SHORT EXERCISE
Set down all of the data exactly as it appears.

Data extracted from a collection:
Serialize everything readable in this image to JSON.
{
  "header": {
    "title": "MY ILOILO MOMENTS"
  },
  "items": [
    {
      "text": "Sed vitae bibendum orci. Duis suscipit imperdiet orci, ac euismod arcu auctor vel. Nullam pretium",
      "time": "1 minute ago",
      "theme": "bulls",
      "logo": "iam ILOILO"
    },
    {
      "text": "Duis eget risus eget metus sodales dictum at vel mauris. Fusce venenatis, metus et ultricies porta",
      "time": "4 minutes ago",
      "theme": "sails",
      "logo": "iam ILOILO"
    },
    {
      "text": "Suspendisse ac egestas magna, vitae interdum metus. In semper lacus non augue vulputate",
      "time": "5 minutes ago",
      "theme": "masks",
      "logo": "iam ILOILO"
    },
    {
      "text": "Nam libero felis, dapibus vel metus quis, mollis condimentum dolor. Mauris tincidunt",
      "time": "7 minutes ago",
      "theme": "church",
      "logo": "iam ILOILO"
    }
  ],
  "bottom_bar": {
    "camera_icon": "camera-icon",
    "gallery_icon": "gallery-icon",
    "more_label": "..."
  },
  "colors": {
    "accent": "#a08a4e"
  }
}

REPLY TO THE TASK
Serialize everything readable in this image to JSON.
{
  "header": {
    "title": "MY ILOILO MOMENTS"
  },
  "items": [
    {
      "text": "Sed vitae bibendum orci. Duis suscipit imperdiet orci, ac euismod arcu auctor vel. Nullam pretium",
      "time": "1 minute ago",
      "theme": "bulls",
      "logo": "iam ILOILO"
    },
    {
      "text": "Duis eget risus eget metus sodales dictum at vel mauris. Fusce venenatis, metus et ultricies porta",
      "time": "4 minutes ago",
      "theme": "sails",
      "logo": "iam ILOILO"
    },
    {
      "text": "Suspendisse ac egestas magna, vitae interdum metus. In semper lacus non augue vulputate",
      "time": "5 minutes ago",
      "theme": "masks",
      "logo": "iam ILOILO"
    },
    {
      "text": "Nam libero felis, dapibus vel metus quis, mollis condimentum dolor. Mauris tincidunt",
      "time": "7 minutes ago",
      "theme": "church",
      "logo": "iam ILOILO"
    }
  ],
  "bottom_bar": {
    "camera_icon": "camera-icon",
    "gallery_icon": "gallery-icon",
    "more_label": "..."
  },
  "colors": {
    "accent": "#a08a4e"
  }
}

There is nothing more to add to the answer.